WRITTEN REQUEST: Find how many lines hold the word "Nisan" and give that number only.
· · · · · · ·
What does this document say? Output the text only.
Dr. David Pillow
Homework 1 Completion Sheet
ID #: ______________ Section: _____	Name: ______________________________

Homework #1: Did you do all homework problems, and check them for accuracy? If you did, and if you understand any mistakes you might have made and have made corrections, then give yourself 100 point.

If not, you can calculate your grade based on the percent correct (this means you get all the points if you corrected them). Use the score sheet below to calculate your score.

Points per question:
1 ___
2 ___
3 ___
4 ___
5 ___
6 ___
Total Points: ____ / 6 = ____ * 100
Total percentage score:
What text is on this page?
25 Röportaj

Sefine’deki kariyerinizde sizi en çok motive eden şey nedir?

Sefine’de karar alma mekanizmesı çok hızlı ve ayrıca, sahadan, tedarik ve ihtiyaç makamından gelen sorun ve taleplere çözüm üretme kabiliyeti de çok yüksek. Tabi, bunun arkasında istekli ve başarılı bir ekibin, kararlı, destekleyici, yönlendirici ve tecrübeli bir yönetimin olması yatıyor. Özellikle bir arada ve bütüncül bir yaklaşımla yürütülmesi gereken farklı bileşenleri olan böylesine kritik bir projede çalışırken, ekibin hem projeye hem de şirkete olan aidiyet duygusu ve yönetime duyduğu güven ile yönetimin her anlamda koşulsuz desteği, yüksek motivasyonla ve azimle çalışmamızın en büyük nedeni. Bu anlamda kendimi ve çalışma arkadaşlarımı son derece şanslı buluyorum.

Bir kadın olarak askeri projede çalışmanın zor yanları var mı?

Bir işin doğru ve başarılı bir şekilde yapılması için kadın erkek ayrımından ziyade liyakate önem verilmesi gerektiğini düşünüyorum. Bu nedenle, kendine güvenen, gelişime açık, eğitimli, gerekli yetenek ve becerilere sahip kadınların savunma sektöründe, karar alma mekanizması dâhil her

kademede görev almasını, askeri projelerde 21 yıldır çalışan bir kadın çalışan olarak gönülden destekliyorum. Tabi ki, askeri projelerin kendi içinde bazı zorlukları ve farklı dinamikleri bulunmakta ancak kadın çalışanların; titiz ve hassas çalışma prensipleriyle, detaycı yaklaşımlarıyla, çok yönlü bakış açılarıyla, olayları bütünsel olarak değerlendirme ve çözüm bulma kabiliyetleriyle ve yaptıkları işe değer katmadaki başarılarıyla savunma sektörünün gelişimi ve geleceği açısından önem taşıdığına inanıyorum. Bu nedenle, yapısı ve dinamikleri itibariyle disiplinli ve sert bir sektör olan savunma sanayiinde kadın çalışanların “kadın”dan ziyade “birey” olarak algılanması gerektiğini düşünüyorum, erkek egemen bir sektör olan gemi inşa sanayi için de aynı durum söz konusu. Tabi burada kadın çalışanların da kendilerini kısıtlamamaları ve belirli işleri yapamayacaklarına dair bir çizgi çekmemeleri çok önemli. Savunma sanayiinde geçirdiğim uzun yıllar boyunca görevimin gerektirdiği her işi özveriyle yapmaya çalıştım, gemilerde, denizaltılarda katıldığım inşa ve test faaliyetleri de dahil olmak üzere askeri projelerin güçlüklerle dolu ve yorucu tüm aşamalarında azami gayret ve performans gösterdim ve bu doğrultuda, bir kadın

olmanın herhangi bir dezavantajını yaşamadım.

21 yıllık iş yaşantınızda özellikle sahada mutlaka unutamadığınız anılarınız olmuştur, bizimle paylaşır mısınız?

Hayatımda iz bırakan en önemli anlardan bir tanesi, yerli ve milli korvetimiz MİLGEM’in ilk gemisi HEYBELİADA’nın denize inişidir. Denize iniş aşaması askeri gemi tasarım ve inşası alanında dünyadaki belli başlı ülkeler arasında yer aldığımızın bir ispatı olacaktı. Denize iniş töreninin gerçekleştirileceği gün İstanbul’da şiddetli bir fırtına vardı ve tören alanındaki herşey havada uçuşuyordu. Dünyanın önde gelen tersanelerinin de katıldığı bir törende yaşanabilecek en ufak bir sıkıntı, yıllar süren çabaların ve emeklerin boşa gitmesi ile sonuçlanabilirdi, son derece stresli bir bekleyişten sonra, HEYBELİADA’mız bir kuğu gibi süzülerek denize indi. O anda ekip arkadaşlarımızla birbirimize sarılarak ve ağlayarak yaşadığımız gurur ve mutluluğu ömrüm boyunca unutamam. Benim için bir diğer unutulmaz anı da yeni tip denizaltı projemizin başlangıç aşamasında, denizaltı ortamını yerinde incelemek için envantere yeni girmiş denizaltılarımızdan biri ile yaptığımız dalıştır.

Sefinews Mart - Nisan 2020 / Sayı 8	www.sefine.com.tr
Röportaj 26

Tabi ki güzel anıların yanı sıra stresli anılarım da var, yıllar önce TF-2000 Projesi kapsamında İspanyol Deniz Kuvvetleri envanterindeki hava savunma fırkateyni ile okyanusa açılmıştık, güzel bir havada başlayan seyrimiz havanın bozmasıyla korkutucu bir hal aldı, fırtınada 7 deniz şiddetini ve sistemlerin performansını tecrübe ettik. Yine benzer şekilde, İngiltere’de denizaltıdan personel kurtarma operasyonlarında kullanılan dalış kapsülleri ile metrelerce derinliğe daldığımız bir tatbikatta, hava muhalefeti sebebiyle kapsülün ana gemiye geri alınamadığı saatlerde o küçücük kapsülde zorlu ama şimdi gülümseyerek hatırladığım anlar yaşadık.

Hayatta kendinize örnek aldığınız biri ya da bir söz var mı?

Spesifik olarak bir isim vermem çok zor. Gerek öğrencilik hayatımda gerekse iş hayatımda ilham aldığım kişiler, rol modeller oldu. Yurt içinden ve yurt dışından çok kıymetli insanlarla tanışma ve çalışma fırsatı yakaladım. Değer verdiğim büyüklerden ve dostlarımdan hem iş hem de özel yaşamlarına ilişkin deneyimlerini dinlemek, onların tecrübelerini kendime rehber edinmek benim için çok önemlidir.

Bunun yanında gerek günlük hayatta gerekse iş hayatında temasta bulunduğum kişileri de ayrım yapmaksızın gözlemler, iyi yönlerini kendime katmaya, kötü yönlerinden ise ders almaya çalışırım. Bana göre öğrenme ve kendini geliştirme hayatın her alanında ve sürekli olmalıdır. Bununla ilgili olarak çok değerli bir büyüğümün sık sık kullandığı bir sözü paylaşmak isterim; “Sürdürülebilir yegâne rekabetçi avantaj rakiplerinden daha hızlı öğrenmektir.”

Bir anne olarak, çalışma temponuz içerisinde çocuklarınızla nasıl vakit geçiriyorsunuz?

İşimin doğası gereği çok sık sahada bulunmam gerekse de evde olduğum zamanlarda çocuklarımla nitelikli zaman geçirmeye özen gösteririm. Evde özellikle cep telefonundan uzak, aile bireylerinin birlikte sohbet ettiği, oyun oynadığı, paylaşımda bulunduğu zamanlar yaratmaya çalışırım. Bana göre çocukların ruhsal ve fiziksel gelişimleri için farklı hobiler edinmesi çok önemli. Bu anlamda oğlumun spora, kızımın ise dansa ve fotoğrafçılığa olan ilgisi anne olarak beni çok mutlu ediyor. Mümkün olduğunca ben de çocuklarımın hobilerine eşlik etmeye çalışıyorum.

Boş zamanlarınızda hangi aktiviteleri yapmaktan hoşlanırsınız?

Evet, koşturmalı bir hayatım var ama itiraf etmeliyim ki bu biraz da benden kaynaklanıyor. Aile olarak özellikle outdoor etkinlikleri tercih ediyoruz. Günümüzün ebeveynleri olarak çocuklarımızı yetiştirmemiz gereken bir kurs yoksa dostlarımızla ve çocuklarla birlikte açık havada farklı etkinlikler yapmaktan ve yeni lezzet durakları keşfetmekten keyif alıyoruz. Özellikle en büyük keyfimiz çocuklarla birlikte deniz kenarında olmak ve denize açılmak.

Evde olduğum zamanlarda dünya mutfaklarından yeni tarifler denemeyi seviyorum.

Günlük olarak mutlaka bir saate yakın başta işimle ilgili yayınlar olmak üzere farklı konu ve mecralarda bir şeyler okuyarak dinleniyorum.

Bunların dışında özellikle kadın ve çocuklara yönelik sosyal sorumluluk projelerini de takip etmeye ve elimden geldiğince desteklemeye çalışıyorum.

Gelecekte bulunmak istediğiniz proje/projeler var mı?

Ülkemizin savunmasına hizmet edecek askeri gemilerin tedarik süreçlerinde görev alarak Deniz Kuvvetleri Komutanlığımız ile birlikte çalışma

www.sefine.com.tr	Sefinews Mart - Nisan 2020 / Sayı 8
· · · · · · ·
FULL OUTPUT: 2